Exactly repeat the material, dropping only the pictures.
——————————
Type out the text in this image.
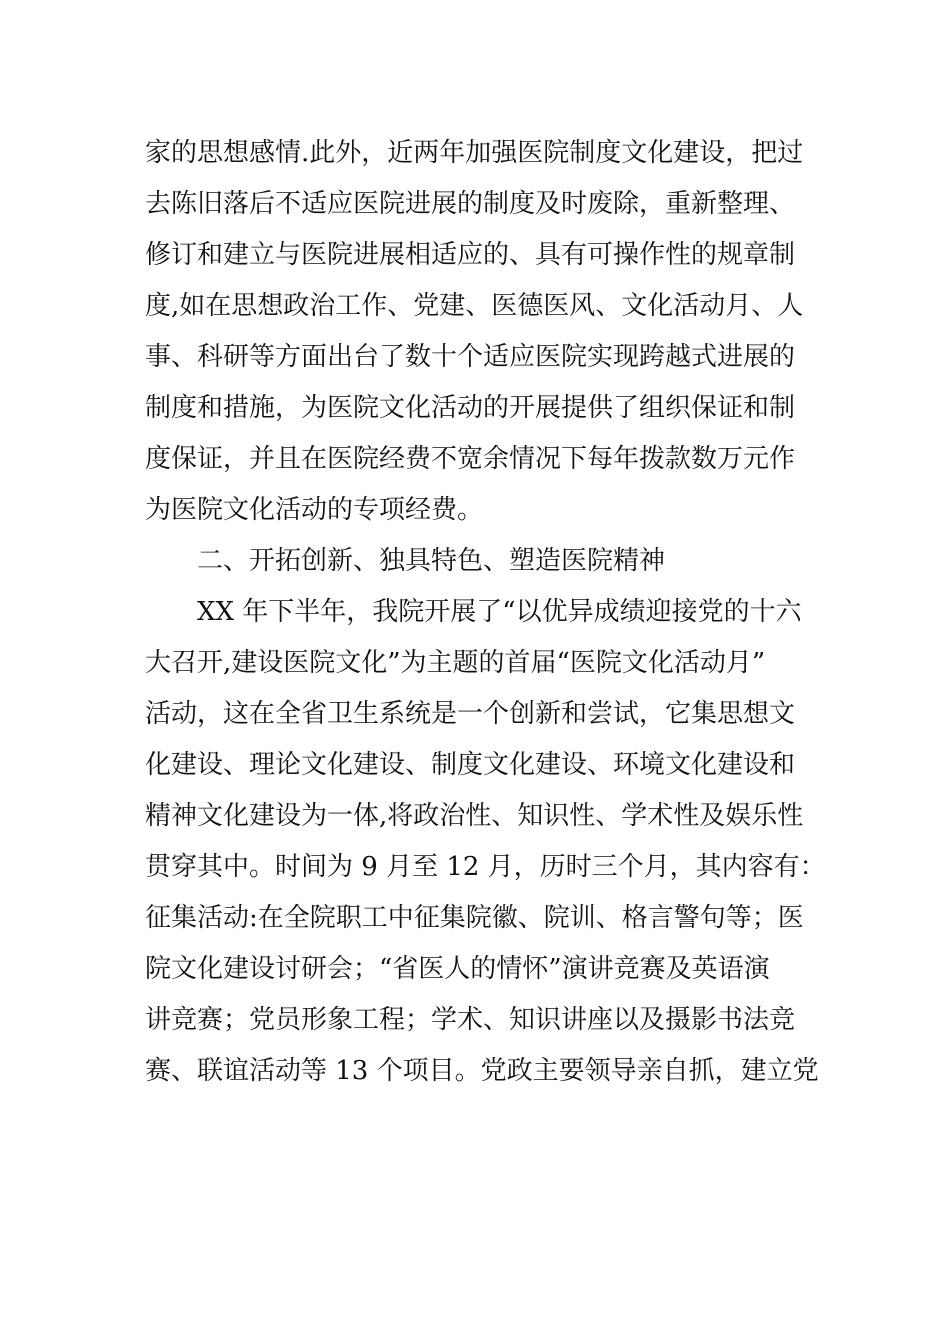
家的思想感情.此外，近两年加强医院制度文化建设，把过
去陈旧落后不适应医院进展的制度及时废除，重新整理、
修订和建立与医院进展相适应的、具有可操作性的规章制
度,如在思想政治工作、党建、医德医风、文化活动月、人
事、科研等方面出台了数十个适应医院实现跨越式进展的
制度和措施，为医院文化活动的开展提供了组织保证和制
度保证，并且在医院经费不宽余情况下每年拨款数万元作
为医院文化活动的专项经费。
二、开拓创新、独具特色、塑造医院精神
XX 年下半年，我院开展了“以优异成绩迎接党的十六
大召开,建设医院文化”为主题的首届“医院文化活动月”
活动，这在全省卫生系统是一个创新和尝试，它集思想文
化建设、理论文化建设、制度文化建设、环境文化建设和
精神文化建设为一体,将政治性、知识性、学术性及娱乐性
贯穿其中。时间为 9 月至 12 月，历时三个月，其内容有：
征集活动:在全院职工中征集院徽、院训、格言警句等；医
院文化建设讨研会；“省医人的情怀”演讲竞赛及英语演
讲竞赛；党员形象工程；学术、知识讲座以及摄影书法竞
赛、联谊活动等 13 个项目。党政主要领导亲自抓，建立党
——————————
▶ [ANSWER]:
Type out the text in this image.
家的思想感情.此外，近两年加强医院制度文化建设，把过
去陈旧落后不适应医院进展的制度及时废除，重新整理、
修订和建立与医院进展相适应的、具有可操作性的规章制
度,如在思想政治工作、党建、医德医风、文化活动月、人
事、科研等方面出台了数十个适应医院实现跨越式进展的
制度和措施，为医院文化活动的开展提供了组织保证和制
度保证，并且在医院经费不宽余情况下每年拨款数万元作
为医院文化活动的专项经费。
二、开拓创新、独具特色、塑造医院精神
XX 年下半年，我院开展了“以优异成绩迎接党的十六
大召开,建设医院文化”为主题的首届“医院文化活动月”
活动，这在全省卫生系统是一个创新和尝试，它集思想文
化建设、理论文化建设、制度文化建设、环境文化建设和
精神文化建设为一体,将政治性、知识性、学术性及娱乐性
贯穿其中。时间为 9 月至 12 月，历时三个月，其内容有：
征集活动:在全院职工中征集院徽、院训、格言警句等；医
院文化建设讨研会；“省医人的情怀”演讲竞赛及英语演
讲竞赛；党员形象工程；学术、知识讲座以及摄影书法竞
赛、联谊活动等 13 个项目。党政主要领导亲自抓，建立党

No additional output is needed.